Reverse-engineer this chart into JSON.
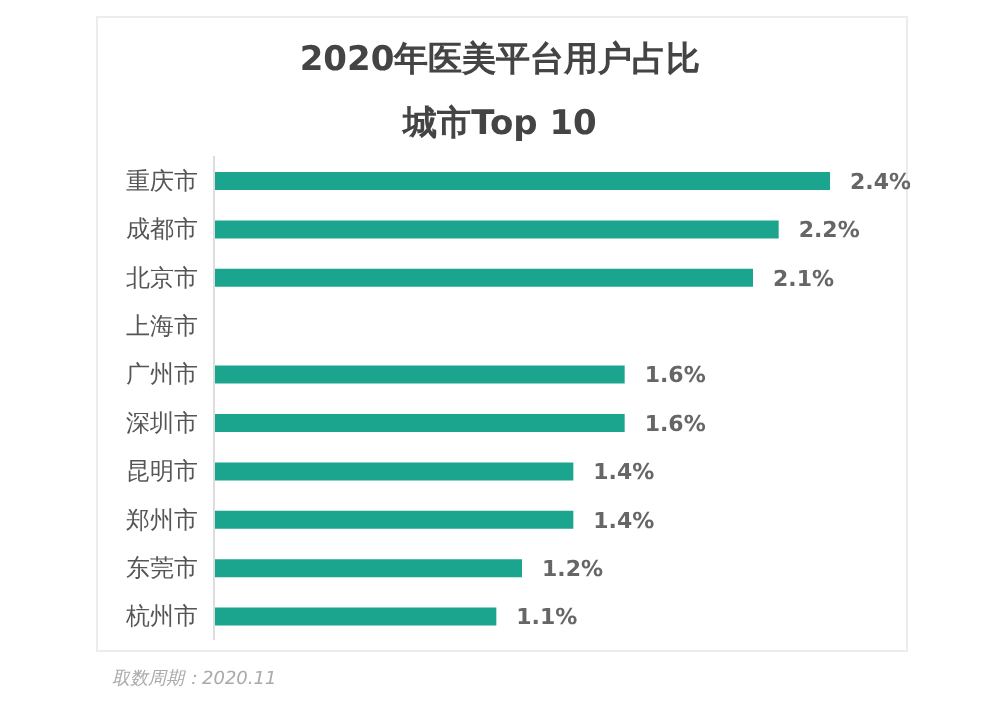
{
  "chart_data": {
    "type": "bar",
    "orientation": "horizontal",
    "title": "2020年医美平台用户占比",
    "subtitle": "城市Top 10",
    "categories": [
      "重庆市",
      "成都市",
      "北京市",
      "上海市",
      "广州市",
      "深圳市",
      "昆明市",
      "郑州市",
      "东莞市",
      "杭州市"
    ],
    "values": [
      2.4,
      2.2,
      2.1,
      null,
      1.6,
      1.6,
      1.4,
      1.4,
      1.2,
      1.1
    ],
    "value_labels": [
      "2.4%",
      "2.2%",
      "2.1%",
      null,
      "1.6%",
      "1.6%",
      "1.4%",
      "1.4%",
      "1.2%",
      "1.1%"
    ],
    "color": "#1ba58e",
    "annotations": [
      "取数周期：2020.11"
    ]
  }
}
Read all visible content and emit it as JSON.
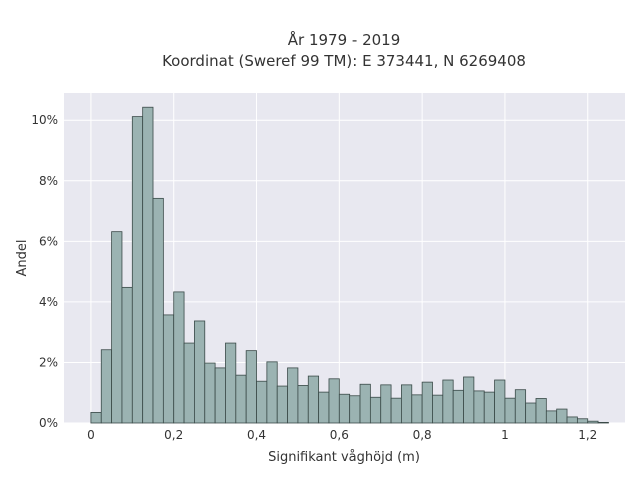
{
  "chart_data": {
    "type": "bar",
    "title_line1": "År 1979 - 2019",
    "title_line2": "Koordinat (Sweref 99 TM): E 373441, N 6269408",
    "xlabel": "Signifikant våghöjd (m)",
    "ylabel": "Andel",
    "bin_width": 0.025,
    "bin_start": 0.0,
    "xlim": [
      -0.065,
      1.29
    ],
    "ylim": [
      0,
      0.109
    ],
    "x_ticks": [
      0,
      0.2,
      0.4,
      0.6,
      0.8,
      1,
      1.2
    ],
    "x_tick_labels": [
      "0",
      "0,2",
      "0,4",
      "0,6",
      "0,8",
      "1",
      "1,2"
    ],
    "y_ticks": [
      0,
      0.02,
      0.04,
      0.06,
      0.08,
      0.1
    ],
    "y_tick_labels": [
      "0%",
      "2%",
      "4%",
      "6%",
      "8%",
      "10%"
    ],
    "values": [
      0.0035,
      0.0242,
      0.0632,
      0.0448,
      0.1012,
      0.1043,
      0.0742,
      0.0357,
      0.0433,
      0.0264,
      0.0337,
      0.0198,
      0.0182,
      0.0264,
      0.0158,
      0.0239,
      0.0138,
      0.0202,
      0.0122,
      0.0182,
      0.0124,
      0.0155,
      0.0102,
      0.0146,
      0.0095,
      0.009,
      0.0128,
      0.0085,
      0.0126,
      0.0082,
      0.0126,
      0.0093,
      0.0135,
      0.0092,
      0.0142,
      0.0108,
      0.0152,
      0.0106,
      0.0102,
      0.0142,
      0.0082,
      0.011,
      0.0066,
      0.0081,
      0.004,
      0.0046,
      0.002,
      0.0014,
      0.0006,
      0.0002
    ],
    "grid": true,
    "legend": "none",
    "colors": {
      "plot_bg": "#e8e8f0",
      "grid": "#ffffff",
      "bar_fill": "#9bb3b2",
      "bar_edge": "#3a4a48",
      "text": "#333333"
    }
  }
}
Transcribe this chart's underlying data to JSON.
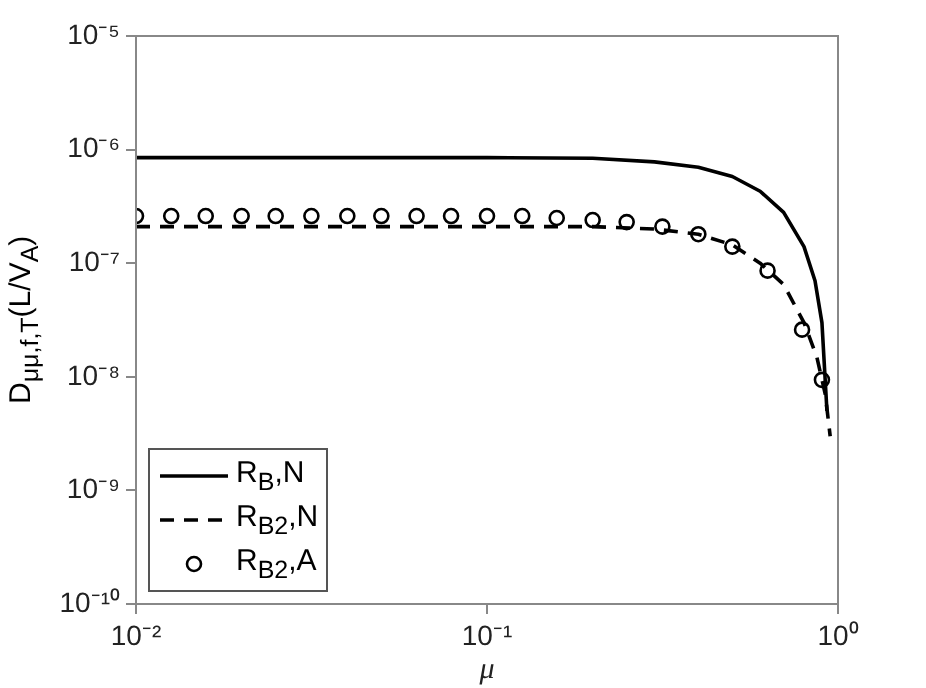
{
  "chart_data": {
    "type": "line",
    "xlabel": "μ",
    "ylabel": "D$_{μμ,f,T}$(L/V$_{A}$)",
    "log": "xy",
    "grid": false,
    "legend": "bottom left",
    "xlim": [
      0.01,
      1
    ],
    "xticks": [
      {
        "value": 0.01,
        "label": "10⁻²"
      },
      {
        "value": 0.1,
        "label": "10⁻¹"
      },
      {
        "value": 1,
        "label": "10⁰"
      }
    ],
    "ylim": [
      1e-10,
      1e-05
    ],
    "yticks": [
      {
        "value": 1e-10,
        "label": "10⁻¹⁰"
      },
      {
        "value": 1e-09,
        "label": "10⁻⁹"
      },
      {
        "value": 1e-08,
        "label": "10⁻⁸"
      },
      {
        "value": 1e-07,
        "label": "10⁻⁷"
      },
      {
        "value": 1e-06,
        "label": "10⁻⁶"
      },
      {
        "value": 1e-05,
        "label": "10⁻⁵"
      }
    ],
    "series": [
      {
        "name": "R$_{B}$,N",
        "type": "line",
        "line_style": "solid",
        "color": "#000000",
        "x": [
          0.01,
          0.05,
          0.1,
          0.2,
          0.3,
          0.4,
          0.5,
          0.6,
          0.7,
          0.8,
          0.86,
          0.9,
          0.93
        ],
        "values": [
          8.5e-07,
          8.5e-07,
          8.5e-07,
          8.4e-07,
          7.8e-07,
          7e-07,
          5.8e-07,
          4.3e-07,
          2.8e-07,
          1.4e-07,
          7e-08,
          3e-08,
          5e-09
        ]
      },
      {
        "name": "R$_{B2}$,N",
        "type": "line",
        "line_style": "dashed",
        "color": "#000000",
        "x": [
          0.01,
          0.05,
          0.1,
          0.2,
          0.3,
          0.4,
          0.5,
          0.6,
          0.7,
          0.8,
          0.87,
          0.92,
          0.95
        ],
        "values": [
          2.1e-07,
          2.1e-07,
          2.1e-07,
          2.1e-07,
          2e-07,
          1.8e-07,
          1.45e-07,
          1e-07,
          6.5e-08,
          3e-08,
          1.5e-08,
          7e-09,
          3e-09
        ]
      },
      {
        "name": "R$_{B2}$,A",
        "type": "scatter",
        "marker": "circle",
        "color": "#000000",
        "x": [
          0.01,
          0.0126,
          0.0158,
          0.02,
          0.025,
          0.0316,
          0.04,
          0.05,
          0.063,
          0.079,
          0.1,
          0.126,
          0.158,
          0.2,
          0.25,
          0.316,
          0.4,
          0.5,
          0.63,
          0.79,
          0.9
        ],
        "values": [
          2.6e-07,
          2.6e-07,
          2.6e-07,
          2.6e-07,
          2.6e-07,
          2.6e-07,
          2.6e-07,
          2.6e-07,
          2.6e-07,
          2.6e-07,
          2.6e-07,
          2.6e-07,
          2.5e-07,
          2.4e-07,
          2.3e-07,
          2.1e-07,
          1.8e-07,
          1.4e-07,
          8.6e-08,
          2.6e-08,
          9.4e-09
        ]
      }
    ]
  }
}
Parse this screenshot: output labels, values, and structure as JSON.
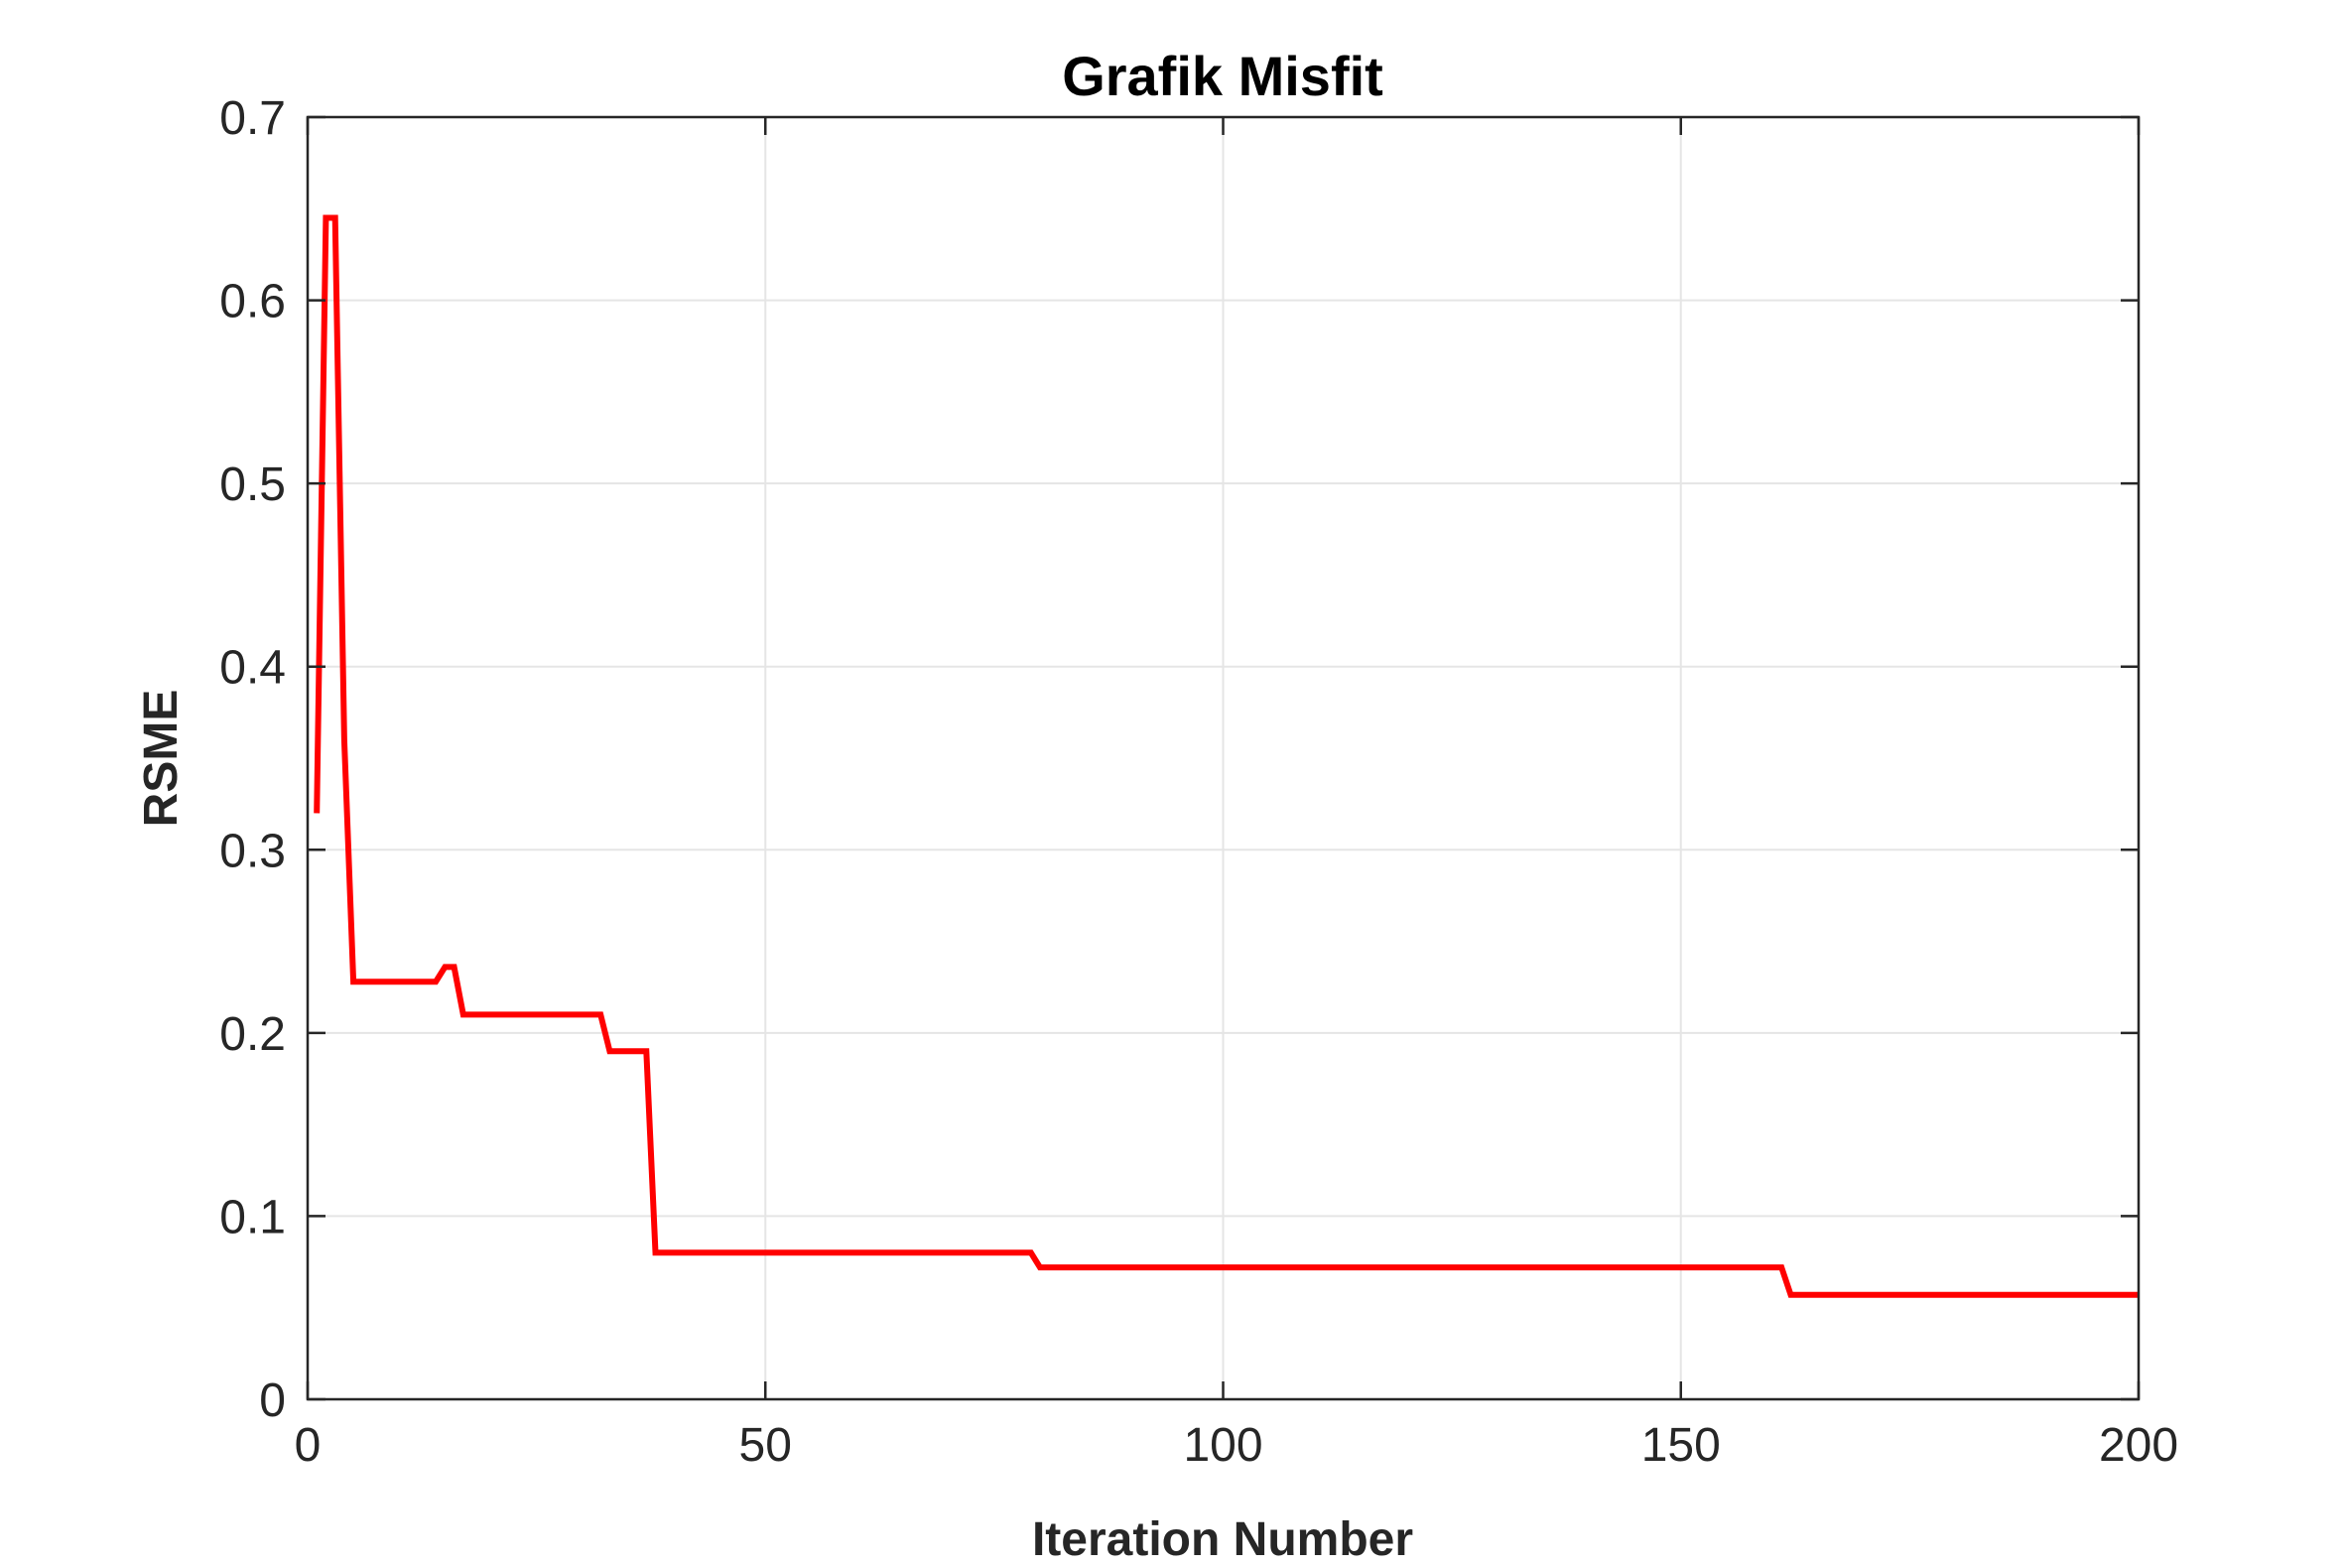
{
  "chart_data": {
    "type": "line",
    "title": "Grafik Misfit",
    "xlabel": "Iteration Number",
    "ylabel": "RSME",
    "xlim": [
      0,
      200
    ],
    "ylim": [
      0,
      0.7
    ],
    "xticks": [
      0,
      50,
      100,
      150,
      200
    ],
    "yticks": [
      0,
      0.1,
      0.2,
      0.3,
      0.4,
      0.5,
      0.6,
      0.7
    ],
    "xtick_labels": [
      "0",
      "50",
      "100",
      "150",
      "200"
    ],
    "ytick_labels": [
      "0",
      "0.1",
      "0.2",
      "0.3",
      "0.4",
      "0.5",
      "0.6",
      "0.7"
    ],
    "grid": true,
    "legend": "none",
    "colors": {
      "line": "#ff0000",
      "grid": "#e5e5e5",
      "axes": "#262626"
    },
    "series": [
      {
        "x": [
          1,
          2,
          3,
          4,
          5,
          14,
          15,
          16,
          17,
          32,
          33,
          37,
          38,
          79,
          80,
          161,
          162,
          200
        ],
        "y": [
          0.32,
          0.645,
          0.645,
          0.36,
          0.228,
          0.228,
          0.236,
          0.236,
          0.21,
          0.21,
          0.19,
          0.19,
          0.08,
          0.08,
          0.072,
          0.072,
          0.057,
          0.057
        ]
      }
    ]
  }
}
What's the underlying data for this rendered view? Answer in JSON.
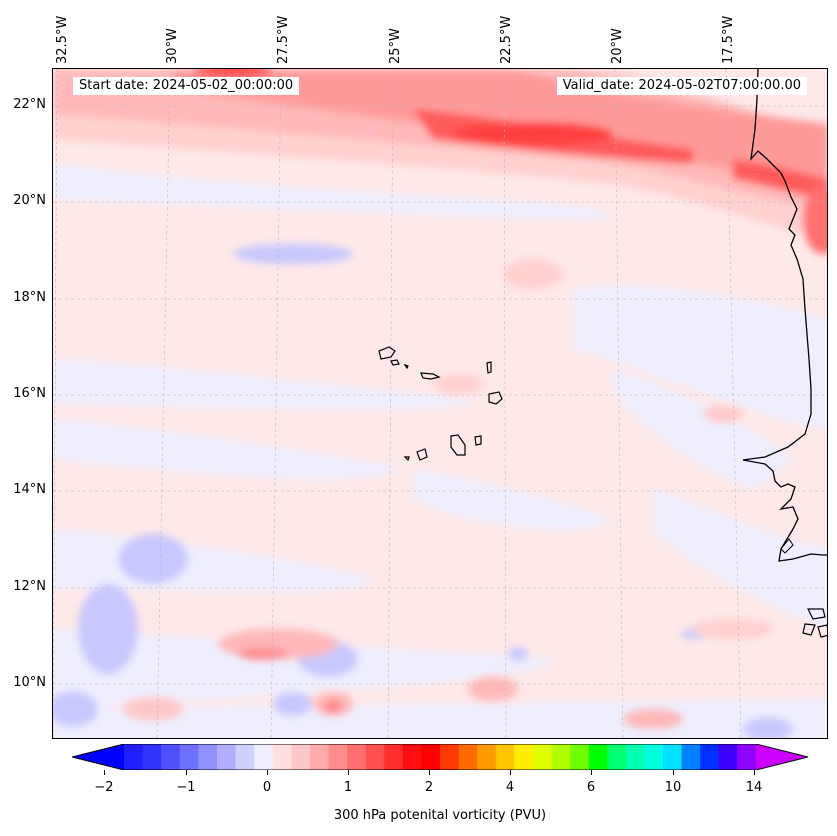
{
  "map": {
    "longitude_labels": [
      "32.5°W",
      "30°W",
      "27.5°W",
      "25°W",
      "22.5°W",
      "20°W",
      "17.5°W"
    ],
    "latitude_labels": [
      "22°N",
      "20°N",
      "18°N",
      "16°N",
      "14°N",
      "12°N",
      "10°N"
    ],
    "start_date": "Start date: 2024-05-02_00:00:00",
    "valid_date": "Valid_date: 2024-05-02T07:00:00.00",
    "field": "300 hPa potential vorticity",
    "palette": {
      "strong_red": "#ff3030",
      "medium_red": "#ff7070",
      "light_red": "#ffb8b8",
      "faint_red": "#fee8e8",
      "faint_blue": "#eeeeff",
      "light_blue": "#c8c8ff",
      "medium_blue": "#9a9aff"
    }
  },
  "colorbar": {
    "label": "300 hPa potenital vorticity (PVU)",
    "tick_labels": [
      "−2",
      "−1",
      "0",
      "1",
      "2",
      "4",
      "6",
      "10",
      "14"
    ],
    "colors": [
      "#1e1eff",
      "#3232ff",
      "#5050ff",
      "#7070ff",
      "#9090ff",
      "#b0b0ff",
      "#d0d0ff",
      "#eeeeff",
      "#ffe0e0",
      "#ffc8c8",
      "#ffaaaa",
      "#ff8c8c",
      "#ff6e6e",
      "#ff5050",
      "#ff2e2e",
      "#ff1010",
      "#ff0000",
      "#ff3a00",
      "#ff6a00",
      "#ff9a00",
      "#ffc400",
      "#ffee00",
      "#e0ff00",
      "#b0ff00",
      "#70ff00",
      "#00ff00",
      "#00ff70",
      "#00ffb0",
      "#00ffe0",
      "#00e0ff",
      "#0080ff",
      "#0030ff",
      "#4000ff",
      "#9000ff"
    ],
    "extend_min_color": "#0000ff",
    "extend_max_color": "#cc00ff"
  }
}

Problem to solve: Go through the preceding material and copy each line that has the word "xlabel".

Answer in full:
    "xlabel": "Signifikant våghöjd (m)",
    "xlabel": "μ",
    "xlabel": "Iteration Number",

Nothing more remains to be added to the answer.